Saved entries:
○ ○ ○ ○
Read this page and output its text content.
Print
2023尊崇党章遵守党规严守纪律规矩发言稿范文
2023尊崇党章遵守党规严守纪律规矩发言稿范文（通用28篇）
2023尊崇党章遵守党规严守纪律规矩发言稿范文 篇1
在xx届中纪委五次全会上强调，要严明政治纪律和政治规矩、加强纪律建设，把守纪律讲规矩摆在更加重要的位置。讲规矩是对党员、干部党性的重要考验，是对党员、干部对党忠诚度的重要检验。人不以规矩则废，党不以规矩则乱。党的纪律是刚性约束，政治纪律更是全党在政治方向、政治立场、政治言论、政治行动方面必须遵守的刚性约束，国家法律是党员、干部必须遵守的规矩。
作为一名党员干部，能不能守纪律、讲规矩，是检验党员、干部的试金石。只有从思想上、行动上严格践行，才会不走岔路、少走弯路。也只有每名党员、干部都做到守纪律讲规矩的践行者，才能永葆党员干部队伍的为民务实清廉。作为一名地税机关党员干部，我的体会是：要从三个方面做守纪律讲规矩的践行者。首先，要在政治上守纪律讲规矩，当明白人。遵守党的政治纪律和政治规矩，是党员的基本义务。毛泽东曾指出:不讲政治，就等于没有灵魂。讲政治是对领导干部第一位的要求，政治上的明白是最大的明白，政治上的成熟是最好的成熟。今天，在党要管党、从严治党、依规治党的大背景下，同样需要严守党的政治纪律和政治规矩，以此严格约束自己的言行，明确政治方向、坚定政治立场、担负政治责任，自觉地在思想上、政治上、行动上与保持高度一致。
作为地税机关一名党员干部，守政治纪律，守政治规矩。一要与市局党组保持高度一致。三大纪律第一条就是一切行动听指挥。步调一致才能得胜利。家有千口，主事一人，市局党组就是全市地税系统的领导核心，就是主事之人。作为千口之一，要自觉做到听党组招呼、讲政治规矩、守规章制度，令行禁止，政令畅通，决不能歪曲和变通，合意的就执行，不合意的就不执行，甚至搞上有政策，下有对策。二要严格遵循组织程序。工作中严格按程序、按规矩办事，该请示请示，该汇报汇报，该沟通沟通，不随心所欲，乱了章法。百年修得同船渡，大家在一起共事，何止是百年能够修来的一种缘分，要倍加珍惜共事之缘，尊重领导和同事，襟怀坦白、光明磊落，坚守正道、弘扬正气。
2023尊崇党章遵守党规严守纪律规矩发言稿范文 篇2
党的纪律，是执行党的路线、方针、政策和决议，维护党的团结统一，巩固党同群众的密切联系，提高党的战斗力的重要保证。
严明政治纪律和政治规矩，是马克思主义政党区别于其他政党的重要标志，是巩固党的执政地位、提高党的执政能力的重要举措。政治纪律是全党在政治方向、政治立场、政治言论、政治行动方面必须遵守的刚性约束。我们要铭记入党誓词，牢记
○ ○ ○ ○
Given exercise:
Every entry should be output exactly as written, please.

Solution:
Read this page and output its text content.
Print
2023尊崇党章遵守党规严守纪律规矩发言稿范文
2023尊崇党章遵守党规严守纪律规矩发言稿范文（通用28篇）
2023尊崇党章遵守党规严守纪律规矩发言稿范文 篇1
在xx届中纪委五次全会上强调，要严明政治纪律和政治规矩、加强纪律建设，把守纪律讲规矩摆在更加重要的位置。讲规矩是对党员、干部党性的重要考验，是对党员、干部对党忠诚度的重要检验。人不以规矩则废，党不以规矩则乱。党的纪律是刚性约束，政治纪律更是全党在政治方向、政治立场、政治言论、政治行动方面必须遵守的刚性约束，国家法律是党员、干部必须遵守的规矩。
作为一名党员干部，能不能守纪律、讲规矩，是检验党员、干部的试金石。只有从思想上、行动上严格践行，才会不走岔路、少走弯路。也只有每名党员、干部都做到守纪律讲规矩的践行者，才能永葆党员干部队伍的为民务实清廉。作为一名地税机关党员干部，我的体会是：要从三个方面做守纪律讲规矩的践行者。首先，要在政治上守纪律讲规矩，当明白人。遵守党的政治纪律和政治规矩，是党员的基本义务。毛泽东曾指出:不讲政治，就等于没有灵魂。讲政治是对领导干部第一位的要求，政治上的明白是最大的明白，政治上的成熟是最好的成熟。今天，在党要管党、从严治党、依规治党的大背景下，同样需要严守党的政治纪律和政治规矩，以此严格约束自己的言行，明确政治方向、坚定政治立场、担负政治责任，自觉地在思想上、政治上、行动上与保持高度一致。
作为地税机关一名党员干部，守政治纪律，守政治规矩。一要与市局党组保持高度一致。三大纪律第一条就是一切行动听指挥。步调一致才能得胜利。家有千口，主事一人，市局党组就是全市地税系统的领导核心，就是主事之人。作为千口之一，要自觉做到听党组招呼、讲政治规矩、守规章制度，令行禁止，政令畅通，决不能歪曲和变通，合意的就执行，不合意的就不执行，甚至搞上有政策，下有对策。二要严格遵循组织程序。工作中严格按程序、按规矩办事，该请示请示，该汇报汇报，该沟通沟通，不随心所欲，乱了章法。百年修得同船渡，大家在一起共事，何止是百年能够修来的一种缘分，要倍加珍惜共事之缘，尊重领导和同事，襟怀坦白、光明磊落，坚守正道、弘扬正气。
2023尊崇党章遵守党规严守纪律规矩发言稿范文 篇2
党的纪律，是执行党的路线、方针、政策和决议，维护党的团结统一，巩固党同群众的密切联系，提高党的战斗力的重要保证。
严明政治纪律和政治规矩，是马克思主义政党区别于其他政党的重要标志，是巩固党的执政地位、提高党的执政能力的重要举措。政治纪律是全党在政治方向、政治立场、政治言论、政治行动方面必须遵守的刚性约束。我们要铭记入党誓词，牢记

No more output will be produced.